What you will do: Provide the count of lines that hold "content" and no other output.

(Data records)
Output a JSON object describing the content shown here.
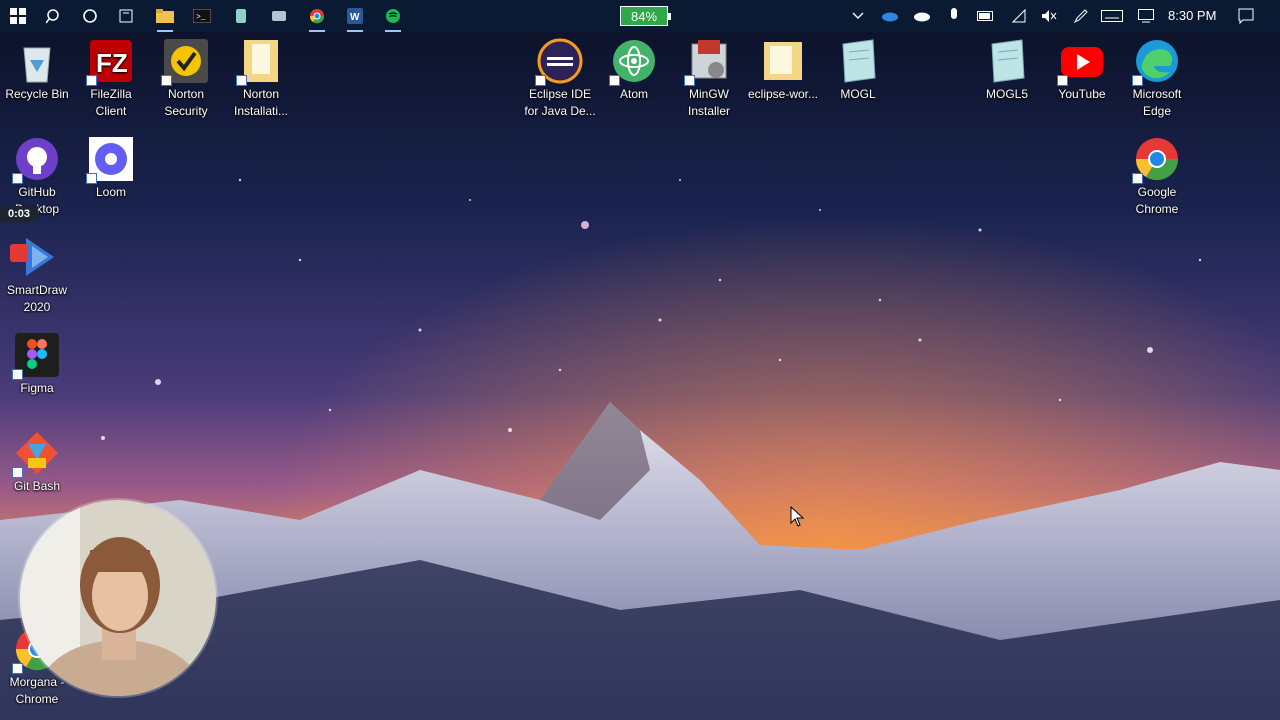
{
  "taskbar": {
    "icons": [
      "windows-start-icon",
      "search-icon",
      "cortana-icon",
      "task-view-icon",
      "file-explorer-icon",
      "terminal-icon",
      "app-icon",
      "app-icon",
      "chrome-icon",
      "word-icon",
      "spotify-icon"
    ],
    "battery": "84%",
    "tray_icons": [
      "chevron-up-icon",
      "onedrive-icon",
      "cloud-icon",
      "microphone-icon",
      "battery-icon",
      "wifi-icon",
      "volume-muted-icon",
      "pen-icon",
      "keyboard-icon",
      "display-icon"
    ],
    "clock": "8:30 PM",
    "notification_icon": "notification-icon"
  },
  "desktop": {
    "icons": [
      {
        "label": "Recycle Bin"
      },
      {
        "label": "FileZilla Client"
      },
      {
        "label": "Norton\nSecurity"
      },
      {
        "label": "Norton\nInstallati..."
      },
      {
        "label": "Eclipse IDE\nfor Java De..."
      },
      {
        "label": "Atom"
      },
      {
        "label": "MinGW\nInstaller"
      },
      {
        "label": "eclipse-wor..."
      },
      {
        "label": "MOGL"
      },
      {
        "label": "MOGL5"
      },
      {
        "label": "YouTube"
      },
      {
        "label": "Microsoft\nEdge"
      },
      {
        "label": "GitHub\nDesktop"
      },
      {
        "label": "Loom"
      },
      {
        "label": "Google\nChrome"
      },
      {
        "label": "SmartDraw\n2020"
      },
      {
        "label": "Figma"
      },
      {
        "label": "Git Bash"
      },
      {
        "label": "Morgana -\nChrome"
      }
    ]
  },
  "recorder": {
    "elapsed": "0:03"
  }
}
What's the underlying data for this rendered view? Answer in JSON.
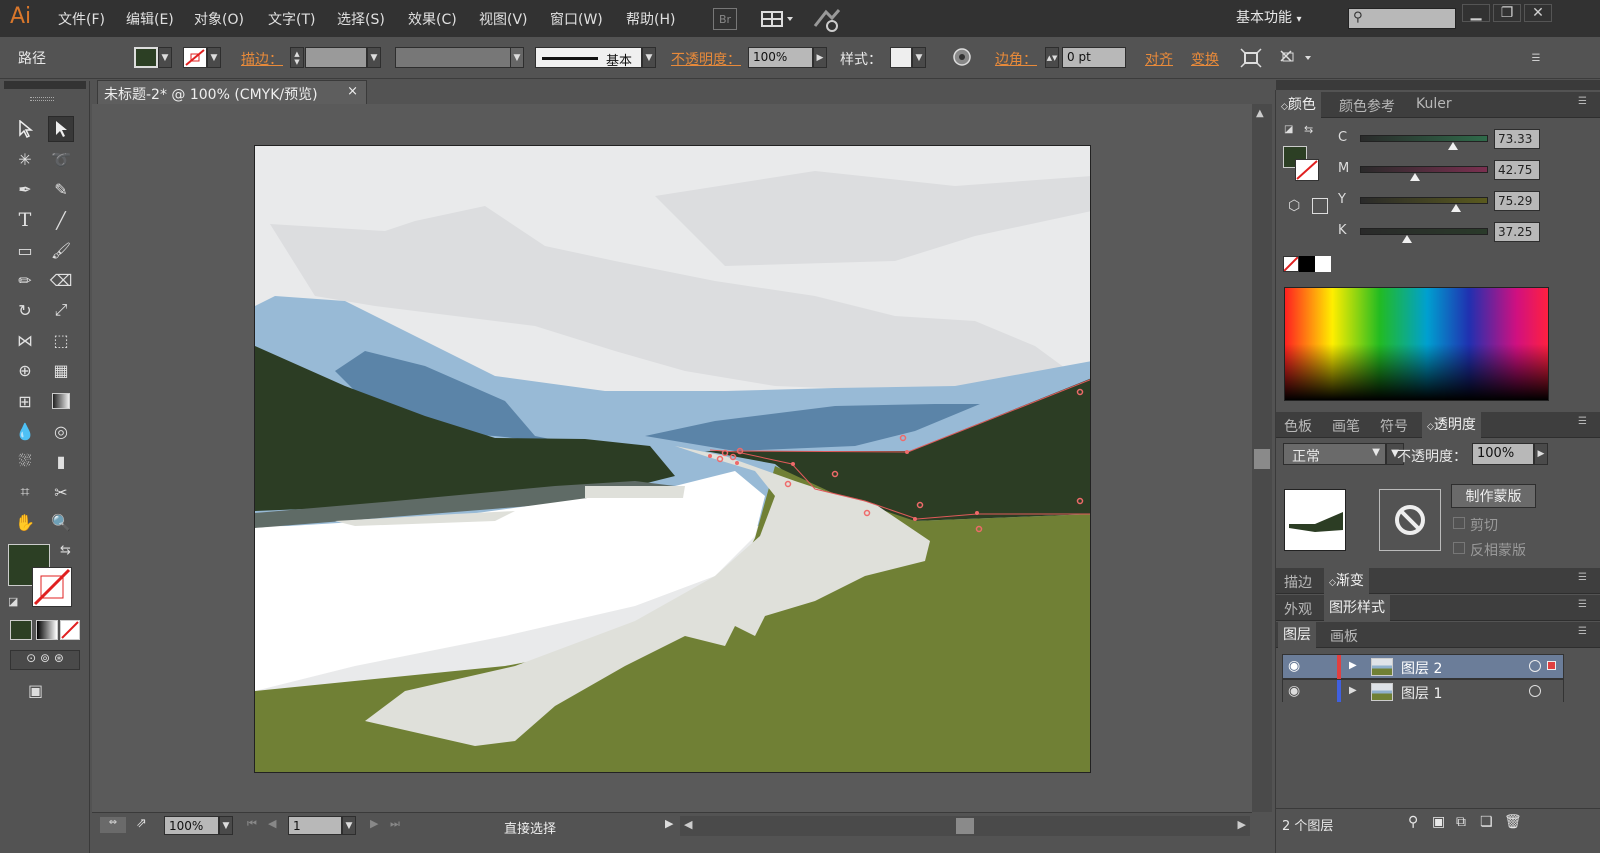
{
  "app": {
    "logo": "Ai",
    "menu": [
      "文件(F)",
      "编辑(E)",
      "对象(O)",
      "文字(T)",
      "选择(S)",
      "效果(C)",
      "视图(V)",
      "窗口(W)",
      "帮助(H)"
    ],
    "bridge_label": "Br",
    "workspace": "基本功能"
  },
  "control": {
    "object_type": "路径",
    "stroke_label": "描边：",
    "stroke_profile": "基本",
    "opacity_label": "不透明度：",
    "opacity_value": "100%",
    "style_label": "样式：",
    "corner_label": "边角：",
    "corner_value": "0 pt",
    "align_label": "对齐",
    "transform_label": "变换"
  },
  "document": {
    "tab_title": "未标题-2* @ 100% (CMYK/预览)",
    "tab_close": "×"
  },
  "status": {
    "zoom": "100%",
    "page": "1",
    "tool_name": "直接选择"
  },
  "color_panel": {
    "tabs": [
      "颜色",
      "颜色参考",
      "Kuler"
    ],
    "channels": [
      {
        "name": "C",
        "value": "73.33",
        "pct": 0.73,
        "color": "#2f6b4a"
      },
      {
        "name": "M",
        "value": "42.75",
        "pct": 0.43,
        "color": "#7a3050"
      },
      {
        "name": "Y",
        "value": "75.29",
        "pct": 0.75,
        "color": "#5a5a1e"
      },
      {
        "name": "K",
        "value": "37.25",
        "pct": 0.37,
        "color": "#2a3a2a"
      }
    ],
    "fill_color": "#2c3f24"
  },
  "transparency_panel": {
    "tabs": [
      "色板",
      "画笔",
      "符号",
      "透明度"
    ],
    "blend_mode": "正常",
    "opacity_label": "不透明度：",
    "opacity_value": "100%",
    "make_mask": "制作蒙版",
    "clip": "剪切",
    "invert": "反相蒙版"
  },
  "stroke_panel": {
    "tabs": [
      "描边",
      "渐变"
    ]
  },
  "appearance_panel": {
    "tabs": [
      "外观",
      "图形样式"
    ]
  },
  "layers_panel": {
    "tabs": [
      "图层",
      "画板"
    ],
    "layers": [
      {
        "name": "图层 2",
        "color": "#e04040"
      },
      {
        "name": "图层 1",
        "color": "#4060e0"
      }
    ],
    "count": "2 个图层"
  },
  "colors": {
    "sky": "#e9eaeb",
    "cloud": "#dcdddf",
    "mountain_light": "#98bad6",
    "mountain_mid": "#5b84a8",
    "forest": "#2c3d24",
    "snow": "#ffffff",
    "ice": "#dfe0da",
    "grass": "#708035",
    "accent": "#d9772b"
  }
}
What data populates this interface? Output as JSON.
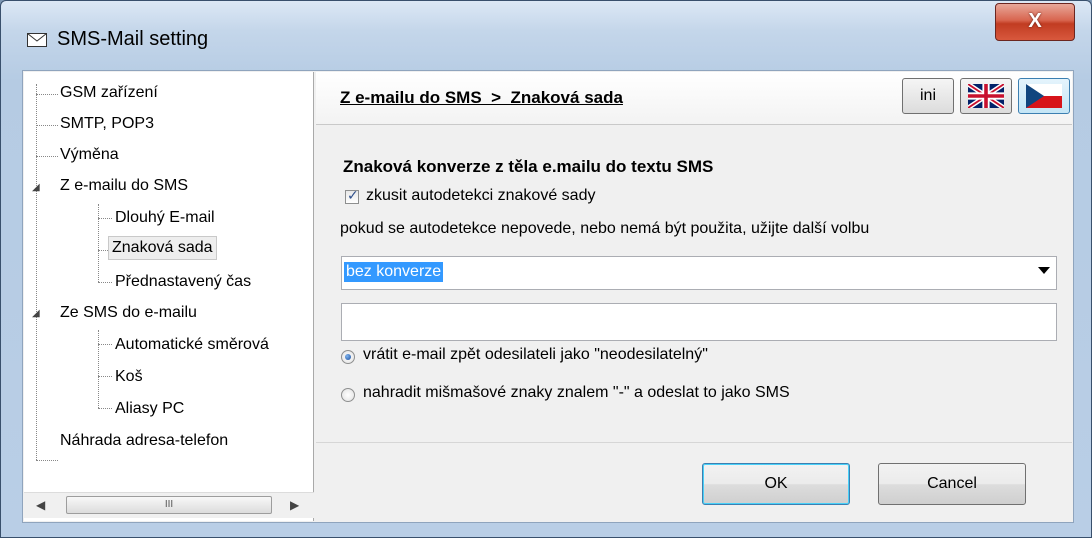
{
  "window": {
    "title": "SMS-Mail setting",
    "close_label": "X"
  },
  "tree": {
    "items": [
      {
        "label": "GSM zařízení"
      },
      {
        "label": "SMTP, POP3"
      },
      {
        "label": "Výměna"
      },
      {
        "label": "Z e-mailu do SMS"
      },
      {
        "label": "Dlouhý E-mail"
      },
      {
        "label": "Znaková sada"
      },
      {
        "label": "Přednastavený čas"
      },
      {
        "label": "Ze SMS do e-mailu"
      },
      {
        "label": "Automatické směrová"
      },
      {
        "label": "Koš"
      },
      {
        "label": "Aliasy PC"
      },
      {
        "label": "Náhrada adresa-telefon"
      }
    ],
    "scroll_thumb_glyph": "III"
  },
  "header": {
    "breadcrumb": "Z e-mailu do SMS  >  Znaková sada",
    "ini_label": "ini",
    "lang_uk_icon": "uk-flag-icon",
    "lang_cz_icon": "czech-flag-icon"
  },
  "content": {
    "section_title": "Znaková konverze z těla e.mailu do textu SMS",
    "autodetect_label": "zkusit autodetekci znakové sady",
    "autodetect_checked": true,
    "hint": "pokud se autodetekce nepovede, nebo nemá být použita, užijte další volbu",
    "conversion_selected": "bez konverze",
    "custom_text_value": "",
    "radio_return": "vrátit e-mail zpět odesilateli jako \"neodesilatelný\"",
    "radio_replace": "nahradit mišmašové znaky znalem \"-\" a odeslat to jako SMS",
    "selected_radio": "return"
  },
  "buttons": {
    "ok": "OK",
    "cancel": "Cancel"
  },
  "colors": {
    "selection": "#3399ff",
    "close_red": "#c13c22",
    "titlebar": "#c4d6ea"
  }
}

Solution for this exercise: 2